**** Data lines
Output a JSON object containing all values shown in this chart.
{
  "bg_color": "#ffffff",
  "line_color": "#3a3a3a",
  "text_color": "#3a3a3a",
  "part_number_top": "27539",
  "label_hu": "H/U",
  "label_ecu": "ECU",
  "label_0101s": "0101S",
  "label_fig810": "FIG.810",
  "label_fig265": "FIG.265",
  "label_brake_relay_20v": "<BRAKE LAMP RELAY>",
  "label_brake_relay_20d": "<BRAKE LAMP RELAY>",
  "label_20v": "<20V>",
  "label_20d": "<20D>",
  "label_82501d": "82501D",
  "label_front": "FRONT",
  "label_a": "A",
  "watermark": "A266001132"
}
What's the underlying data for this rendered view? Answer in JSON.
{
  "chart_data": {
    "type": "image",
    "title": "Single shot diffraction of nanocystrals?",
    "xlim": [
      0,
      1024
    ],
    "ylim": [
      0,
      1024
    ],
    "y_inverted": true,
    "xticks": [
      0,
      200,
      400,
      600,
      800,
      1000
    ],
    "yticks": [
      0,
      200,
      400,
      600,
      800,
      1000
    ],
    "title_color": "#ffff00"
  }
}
********
▶ **Stated problem**: Repeat every entry exactly, please.

▶ **The result**:
Output a JSON object containing all values shown in this chart.
{
  "bg_color": "#ffffff",
  "line_color": "#3a3a3a",
  "text_color": "#3a3a3a",
  "part_number_top": "27539",
  "label_hu": "H/U",
  "label_ecu": "ECU",
  "label_0101s": "0101S",
  "label_fig810": "FIG.810",
  "label_fig265": "FIG.265",
  "label_brake_relay_20v": "<BRAKE LAMP RELAY>",
  "label_brake_relay_20d": "<BRAKE LAMP RELAY>",
  "label_20v": "<20V>",
  "label_20d": "<20D>",
  "label_82501d": "82501D",
  "label_front": "FRONT",
  "label_a": "A",
  "watermark": "A266001132"
}
What's the underlying data for this rendered view? Answer in JSON.
{
  "chart_data": {
    "type": "image",
    "title": "Single shot diffraction of nanocystrals?",
    "xlim": [
      0,
      1024
    ],
    "ylim": [
      0,
      1024
    ],
    "y_inverted": true,
    "xticks": [
      0,
      200,
      400,
      600,
      800,
      1000
    ],
    "yticks": [
      0,
      200,
      400,
      600,
      800,
      1000
    ],
    "title_color": "#ffff00"
  }
}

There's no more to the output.